Set problem ▸ Wherever the string "полураспада" shows up in a line, count that line. Give the total alone.

━━━━━ Data in this exercise ━━━━━

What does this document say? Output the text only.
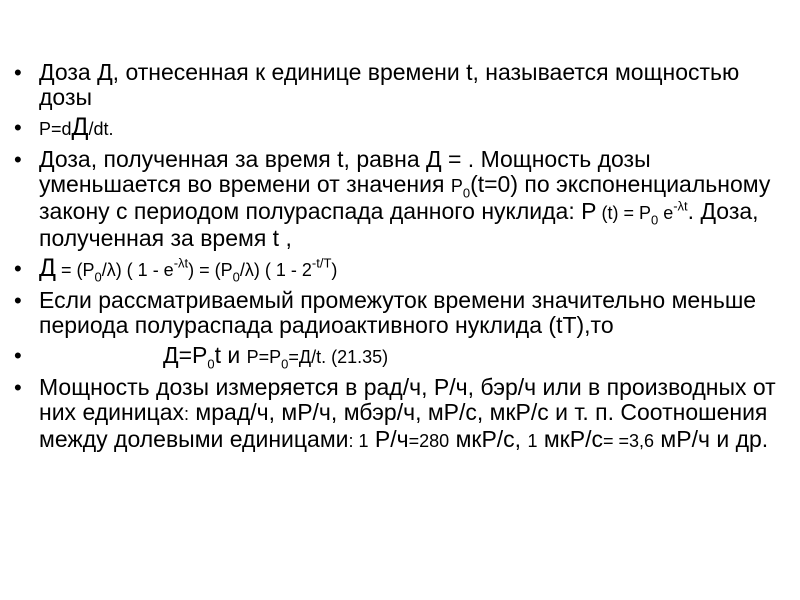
• Доза Д, отнесенная к единице времени t, называется мощностью дозы
• P=dД/dt.
• Доза, полученная за время t, равна Д = . Мощность дозы уменьшается во времени от значения $P_0(t=0)$ по экспоненциальному закону с периодом полураспада данного нуклида: Р $(t) = P_0$ $e^{-\lambda t}$. Доза, полученная за время t ,
• $Д = (P_0/\lambda)$ ( $1 - e^{-\lambda t}) = (P_0/\lambda)$ ( $1 - 2^{-t/T}$)
• Если рассматриваемый промежуток времени значительно меньше периода полураспада радиоактивного нуклида (tT),то
• $Д=P_0t$ и $P=P_0=Д/t$. (21.35)
• Мощность дозы измеряется в рад/ч, Р/ч, бэр/ч или в производных от них единицах: мрад/ч, мР/ч, мбэр/ч, мР/с, мкР/с и т. п. Соотношения между долевыми единицами: 1 Р/ч=280 мкР/с, 1 мкР/с= =3,6 мР/ч и др.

━━━━━

Completed exercise ▸ 2